Can you reproduce the data beneath, keeping every line exact?

(Figure contents as structured data)

────────────────────

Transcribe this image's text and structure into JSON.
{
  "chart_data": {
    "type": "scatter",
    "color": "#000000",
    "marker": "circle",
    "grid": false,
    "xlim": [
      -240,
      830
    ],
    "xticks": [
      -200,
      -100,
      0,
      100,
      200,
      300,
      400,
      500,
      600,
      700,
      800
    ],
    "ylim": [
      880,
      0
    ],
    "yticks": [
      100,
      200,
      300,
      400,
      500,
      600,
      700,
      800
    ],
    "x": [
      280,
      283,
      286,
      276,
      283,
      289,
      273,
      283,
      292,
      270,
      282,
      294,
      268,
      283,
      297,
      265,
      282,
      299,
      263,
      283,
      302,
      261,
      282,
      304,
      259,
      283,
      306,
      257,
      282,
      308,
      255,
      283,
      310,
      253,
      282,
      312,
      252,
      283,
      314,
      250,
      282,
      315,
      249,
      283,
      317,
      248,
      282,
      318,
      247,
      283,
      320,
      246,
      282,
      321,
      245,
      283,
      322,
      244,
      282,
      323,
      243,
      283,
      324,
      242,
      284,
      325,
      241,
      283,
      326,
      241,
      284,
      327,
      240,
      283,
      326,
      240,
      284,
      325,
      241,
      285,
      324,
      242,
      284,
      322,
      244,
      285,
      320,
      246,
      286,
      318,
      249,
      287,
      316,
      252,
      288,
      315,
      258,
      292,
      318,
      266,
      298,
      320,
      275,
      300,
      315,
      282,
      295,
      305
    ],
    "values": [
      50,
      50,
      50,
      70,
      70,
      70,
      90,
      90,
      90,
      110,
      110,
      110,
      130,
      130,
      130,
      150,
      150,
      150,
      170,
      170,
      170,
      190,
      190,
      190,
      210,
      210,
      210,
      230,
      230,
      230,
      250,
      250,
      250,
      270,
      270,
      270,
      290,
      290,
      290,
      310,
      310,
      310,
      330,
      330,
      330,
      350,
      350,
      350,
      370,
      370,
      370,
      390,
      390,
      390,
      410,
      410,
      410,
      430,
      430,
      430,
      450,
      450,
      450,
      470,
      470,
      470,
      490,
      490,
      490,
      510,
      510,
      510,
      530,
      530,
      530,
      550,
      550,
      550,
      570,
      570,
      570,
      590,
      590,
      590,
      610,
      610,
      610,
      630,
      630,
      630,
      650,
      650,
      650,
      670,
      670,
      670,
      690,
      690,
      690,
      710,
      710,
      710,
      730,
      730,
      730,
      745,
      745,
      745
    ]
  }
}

────────────────────

#### [Solution]
Transcribe this image's text and structure into JSON.
{
  "chart_data": {
    "type": "scatter",
    "color": "#000000",
    "marker": "circle",
    "grid": false,
    "xlim": [
      -240,
      830
    ],
    "xticks": [
      -200,
      -100,
      0,
      100,
      200,
      300,
      400,
      500,
      600,
      700,
      800
    ],
    "ylim": [
      880,
      0
    ],
    "yticks": [
      100,
      200,
      300,
      400,
      500,
      600,
      700,
      800
    ],
    "x": [
      280,
      283,
      286,
      276,
      283,
      289,
      273,
      283,
      292,
      270,
      282,
      294,
      268,
      283,
      297,
      265,
      282,
      299,
      263,
      283,
      302,
      261,
      282,
      304,
      259,
      283,
      306,
      257,
      282,
      308,
      255,
      283,
      310,
      253,
      282,
      312,
      252,
      283,
      314,
      250,
      282,
      315,
      249,
      283,
      317,
      248,
      282,
      318,
      247,
      283,
      320,
      246,
      282,
      321,
      245,
      283,
      322,
      244,
      282,
      323,
      243,
      283,
      324,
      242,
      284,
      325,
      241,
      283,
      326,
      241,
      284,
      327,
      240,
      283,
      326,
      240,
      284,
      325,
      241,
      285,
      324,
      242,
      284,
      322,
      244,
      285,
      320,
      246,
      286,
      318,
      249,
      287,
      316,
      252,
      288,
      315,
      258,
      292,
      318,
      266,
      298,
      320,
      275,
      300,
      315,
      282,
      295,
      305
    ],
    "values": [
      50,
      50,
      50,
      70,
      70,
      70,
      90,
      90,
      90,
      110,
      110,
      110,
      130,
      130,
      130,
      150,
      150,
      150,
      170,
      170,
      170,
      190,
      190,
      190,
      210,
      210,
      210,
      230,
      230,
      230,
      250,
      250,
      250,
      270,
      270,
      270,
      290,
      290,
      290,
      310,
      310,
      310,
      330,
      330,
      330,
      350,
      350,
      350,
      370,
      370,
      370,
      390,
      390,
      390,
      410,
      410,
      410,
      430,
      430,
      430,
      450,
      450,
      450,
      470,
      470,
      470,
      490,
      490,
      490,
      510,
      510,
      510,
      530,
      530,
      530,
      550,
      550,
      550,
      570,
      570,
      570,
      590,
      590,
      590,
      610,
      610,
      610,
      630,
      630,
      630,
      650,
      650,
      650,
      670,
      670,
      670,
      690,
      690,
      690,
      710,
      710,
      710,
      730,
      730,
      730,
      745,
      745,
      745
    ]
  }
}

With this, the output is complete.